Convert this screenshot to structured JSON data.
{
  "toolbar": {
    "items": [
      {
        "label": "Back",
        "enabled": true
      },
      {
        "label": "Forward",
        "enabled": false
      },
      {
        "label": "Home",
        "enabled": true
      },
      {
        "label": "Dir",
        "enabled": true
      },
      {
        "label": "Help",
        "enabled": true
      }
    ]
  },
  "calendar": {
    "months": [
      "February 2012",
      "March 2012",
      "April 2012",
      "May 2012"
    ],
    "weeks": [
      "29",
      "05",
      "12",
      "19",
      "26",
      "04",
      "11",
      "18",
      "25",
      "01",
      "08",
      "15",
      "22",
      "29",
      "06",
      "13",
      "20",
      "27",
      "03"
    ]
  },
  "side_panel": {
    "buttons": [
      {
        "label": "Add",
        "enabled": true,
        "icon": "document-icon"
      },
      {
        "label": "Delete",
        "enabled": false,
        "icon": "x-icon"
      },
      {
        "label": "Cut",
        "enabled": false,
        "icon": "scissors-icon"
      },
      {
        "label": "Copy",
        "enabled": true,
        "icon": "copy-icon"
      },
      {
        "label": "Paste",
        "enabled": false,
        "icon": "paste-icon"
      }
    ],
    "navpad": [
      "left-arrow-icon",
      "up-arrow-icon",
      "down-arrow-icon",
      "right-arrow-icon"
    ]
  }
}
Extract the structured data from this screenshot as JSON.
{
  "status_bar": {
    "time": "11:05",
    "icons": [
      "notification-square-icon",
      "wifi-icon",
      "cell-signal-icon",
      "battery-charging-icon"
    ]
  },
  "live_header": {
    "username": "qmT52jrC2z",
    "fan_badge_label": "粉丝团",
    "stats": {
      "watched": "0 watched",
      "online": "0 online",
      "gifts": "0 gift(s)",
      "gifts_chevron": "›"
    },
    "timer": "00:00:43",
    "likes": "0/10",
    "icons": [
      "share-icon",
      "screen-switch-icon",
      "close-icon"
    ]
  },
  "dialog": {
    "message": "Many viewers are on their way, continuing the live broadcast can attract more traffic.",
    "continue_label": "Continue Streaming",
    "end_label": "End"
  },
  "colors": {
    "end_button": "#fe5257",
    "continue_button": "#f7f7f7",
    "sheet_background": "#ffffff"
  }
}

**TASK DIRECTIONS**.
Copy out each line that contains the word "this".

**WRITTEN ANSWER**.
Convert this screenshot to structured JSON data.
Extract the structured data from this screenshot as JSON.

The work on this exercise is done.